WHAT THE TASK REQUIRES: Return the whole listing, keeping every character the same.

ROWS:
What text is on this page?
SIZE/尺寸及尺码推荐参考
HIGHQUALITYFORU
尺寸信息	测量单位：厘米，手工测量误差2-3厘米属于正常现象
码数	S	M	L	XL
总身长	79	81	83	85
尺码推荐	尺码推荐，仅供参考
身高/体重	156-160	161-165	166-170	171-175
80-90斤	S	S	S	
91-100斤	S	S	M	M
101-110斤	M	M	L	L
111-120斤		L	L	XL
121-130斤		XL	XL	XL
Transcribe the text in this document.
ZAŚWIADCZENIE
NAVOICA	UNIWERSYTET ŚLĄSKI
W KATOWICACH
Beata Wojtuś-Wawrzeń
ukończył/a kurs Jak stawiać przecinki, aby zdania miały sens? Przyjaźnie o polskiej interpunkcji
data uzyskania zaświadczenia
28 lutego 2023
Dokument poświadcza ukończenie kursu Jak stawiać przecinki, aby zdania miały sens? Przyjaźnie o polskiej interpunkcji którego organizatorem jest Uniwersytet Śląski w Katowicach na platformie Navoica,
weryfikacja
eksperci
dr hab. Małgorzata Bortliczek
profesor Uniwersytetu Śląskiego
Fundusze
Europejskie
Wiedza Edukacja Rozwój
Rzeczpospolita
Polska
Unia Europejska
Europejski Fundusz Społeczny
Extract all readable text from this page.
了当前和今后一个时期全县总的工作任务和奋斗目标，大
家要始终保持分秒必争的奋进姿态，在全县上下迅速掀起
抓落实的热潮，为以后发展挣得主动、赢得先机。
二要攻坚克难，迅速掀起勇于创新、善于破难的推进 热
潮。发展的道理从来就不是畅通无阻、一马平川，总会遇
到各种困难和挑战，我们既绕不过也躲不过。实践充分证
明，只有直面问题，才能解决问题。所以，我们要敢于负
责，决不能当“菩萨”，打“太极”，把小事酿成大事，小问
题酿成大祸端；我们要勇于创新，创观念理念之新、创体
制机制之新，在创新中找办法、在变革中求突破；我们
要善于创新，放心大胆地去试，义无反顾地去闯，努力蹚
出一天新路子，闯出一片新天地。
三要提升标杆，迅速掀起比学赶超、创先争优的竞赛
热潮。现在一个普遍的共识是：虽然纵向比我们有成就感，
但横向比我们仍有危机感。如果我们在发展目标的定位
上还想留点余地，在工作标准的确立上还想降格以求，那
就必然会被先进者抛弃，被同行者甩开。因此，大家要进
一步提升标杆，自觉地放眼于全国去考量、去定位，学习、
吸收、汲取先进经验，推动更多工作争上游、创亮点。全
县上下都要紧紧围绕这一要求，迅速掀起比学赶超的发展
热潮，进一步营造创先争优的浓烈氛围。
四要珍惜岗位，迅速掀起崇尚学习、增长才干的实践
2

TASK SOLUTION:
What text is on this page?
SIZE/尺寸及尺码推荐参考
HIGHQUALITYFORU
尺寸信息	测量单位：厘米，手工测量误差2-3厘米属于正常现象
码数	S	M	L	XL
总身长	79	81	83	85
尺码推荐	尺码推荐，仅供参考
身高/体重	156-160	161-165	166-170	171-175
80-90斤	S	S	S	
91-100斤	S	S	M	M
101-110斤	M	M	L	L
111-120斤		L	L	XL
121-130斤		XL	XL	XL
Transcribe the text in this document.
ZAŚWIADCZENIE
NAVOICA	UNIWERSYTET ŚLĄSKI
W KATOWICACH
Beata Wojtuś-Wawrzeń
ukończył/a kurs Jak stawiać przecinki, aby zdania miały sens? Przyjaźnie o polskiej interpunkcji
data uzyskania zaświadczenia
28 lutego 2023
Dokument poświadcza ukończenie kursu Jak stawiać przecinki, aby zdania miały sens? Przyjaźnie o polskiej interpunkcji którego organizatorem jest Uniwersytet Śląski w Katowicach na platformie Navoica,
weryfikacja
eksperci
dr hab. Małgorzata Bortliczek
profesor Uniwersytetu Śląskiego
Fundusze
Europejskie
Wiedza Edukacja Rozwój
Rzeczpospolita
Polska
Unia Europejska
Europejski Fundusz Społeczny
Extract all readable text from this page.
了当前和今后一个时期全县总的工作任务和奋斗目标，大
家要始终保持分秒必争的奋进姿态，在全县上下迅速掀起
抓落实的热潮，为以后发展挣得主动、赢得先机。
二要攻坚克难，迅速掀起勇于创新、善于破难的推进 热
潮。发展的道理从来就不是畅通无阻、一马平川，总会遇
到各种困难和挑战，我们既绕不过也躲不过。实践充分证
明，只有直面问题，才能解决问题。所以，我们要敢于负
责，决不能当“菩萨”，打“太极”，把小事酿成大事，小问
题酿成大祸端；我们要勇于创新，创观念理念之新、创体
制机制之新，在创新中找办法、在变革中求突破；我们
要善于创新，放心大胆地去试，义无反顾地去闯，努力蹚
出一天新路子，闯出一片新天地。
三要提升标杆，迅速掀起比学赶超、创先争优的竞赛
热潮。现在一个普遍的共识是：虽然纵向比我们有成就感，
但横向比我们仍有危机感。如果我们在发展目标的定位
上还想留点余地，在工作标准的确立上还想降格以求，那
就必然会被先进者抛弃，被同行者甩开。因此，大家要进
一步提升标杆，自觉地放眼于全国去考量、去定位，学习、
吸收、汲取先进经验，推动更多工作争上游、创亮点。全
县上下都要紧紧围绕这一要求，迅速掀起比学赶超的发展
热潮，进一步营造创先争优的浓烈氛围。
四要珍惜岗位，迅速掀起崇尚学习、增长才干的实践
2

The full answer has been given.